◆ Problem to work on: Repeat the entire listing exactly.

------ Data to process ------

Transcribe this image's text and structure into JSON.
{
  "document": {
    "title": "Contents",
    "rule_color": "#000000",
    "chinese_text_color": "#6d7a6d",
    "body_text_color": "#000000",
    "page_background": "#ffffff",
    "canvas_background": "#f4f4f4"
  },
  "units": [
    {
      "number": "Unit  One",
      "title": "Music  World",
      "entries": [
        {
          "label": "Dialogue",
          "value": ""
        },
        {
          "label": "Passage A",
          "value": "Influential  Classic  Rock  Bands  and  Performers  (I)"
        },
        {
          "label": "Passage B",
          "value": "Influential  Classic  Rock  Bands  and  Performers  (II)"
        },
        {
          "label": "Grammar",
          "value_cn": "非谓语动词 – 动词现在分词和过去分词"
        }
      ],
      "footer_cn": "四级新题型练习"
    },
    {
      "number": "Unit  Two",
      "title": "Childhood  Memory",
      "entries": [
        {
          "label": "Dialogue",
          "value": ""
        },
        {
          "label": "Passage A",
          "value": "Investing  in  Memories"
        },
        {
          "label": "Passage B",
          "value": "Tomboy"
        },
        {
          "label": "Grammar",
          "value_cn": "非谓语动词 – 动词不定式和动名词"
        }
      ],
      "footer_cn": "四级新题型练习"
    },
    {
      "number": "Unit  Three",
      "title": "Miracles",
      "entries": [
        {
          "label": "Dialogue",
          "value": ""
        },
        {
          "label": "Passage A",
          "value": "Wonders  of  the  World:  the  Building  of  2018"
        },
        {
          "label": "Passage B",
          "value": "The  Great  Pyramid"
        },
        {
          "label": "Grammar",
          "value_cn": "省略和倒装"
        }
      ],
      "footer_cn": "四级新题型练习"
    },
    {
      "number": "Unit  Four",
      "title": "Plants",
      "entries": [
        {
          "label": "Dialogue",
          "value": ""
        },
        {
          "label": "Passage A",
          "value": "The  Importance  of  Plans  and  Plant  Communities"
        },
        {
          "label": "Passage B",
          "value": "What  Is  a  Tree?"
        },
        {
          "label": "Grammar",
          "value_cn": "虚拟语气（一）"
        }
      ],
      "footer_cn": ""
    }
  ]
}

------

◆ Complete output:
Transcribe this image's text and structure into JSON.
{
  "document": {
    "title": "Contents",
    "rule_color": "#000000",
    "chinese_text_color": "#6d7a6d",
    "body_text_color": "#000000",
    "page_background": "#ffffff",
    "canvas_background": "#f4f4f4"
  },
  "units": [
    {
      "number": "Unit  One",
      "title": "Music  World",
      "entries": [
        {
          "label": "Dialogue",
          "value": ""
        },
        {
          "label": "Passage A",
          "value": "Influential  Classic  Rock  Bands  and  Performers  (I)"
        },
        {
          "label": "Passage B",
          "value": "Influential  Classic  Rock  Bands  and  Performers  (II)"
        },
        {
          "label": "Grammar",
          "value_cn": "非谓语动词 – 动词现在分词和过去分词"
        }
      ],
      "footer_cn": "四级新题型练习"
    },
    {
      "number": "Unit  Two",
      "title": "Childhood  Memory",
      "entries": [
        {
          "label": "Dialogue",
          "value": ""
        },
        {
          "label": "Passage A",
          "value": "Investing  in  Memories"
        },
        {
          "label": "Passage B",
          "value": "Tomboy"
        },
        {
          "label": "Grammar",
          "value_cn": "非谓语动词 – 动词不定式和动名词"
        }
      ],
      "footer_cn": "四级新题型练习"
    },
    {
      "number": "Unit  Three",
      "title": "Miracles",
      "entries": [
        {
          "label": "Dialogue",
          "value": ""
        },
        {
          "label": "Passage A",
          "value": "Wonders  of  the  World:  the  Building  of  2018"
        },
        {
          "label": "Passage B",
          "value": "The  Great  Pyramid"
        },
        {
          "label": "Grammar",
          "value_cn": "省略和倒装"
        }
      ],
      "footer_cn": "四级新题型练习"
    },
    {
      "number": "Unit  Four",
      "title": "Plants",
      "entries": [
        {
          "label": "Dialogue",
          "value": ""
        },
        {
          "label": "Passage A",
          "value": "The  Importance  of  Plans  and  Plant  Communities"
        },
        {
          "label": "Passage B",
          "value": "What  Is  a  Tree?"
        },
        {
          "label": "Grammar",
          "value_cn": "虚拟语气（一）"
        }
      ],
      "footer_cn": ""
    }
  ]
}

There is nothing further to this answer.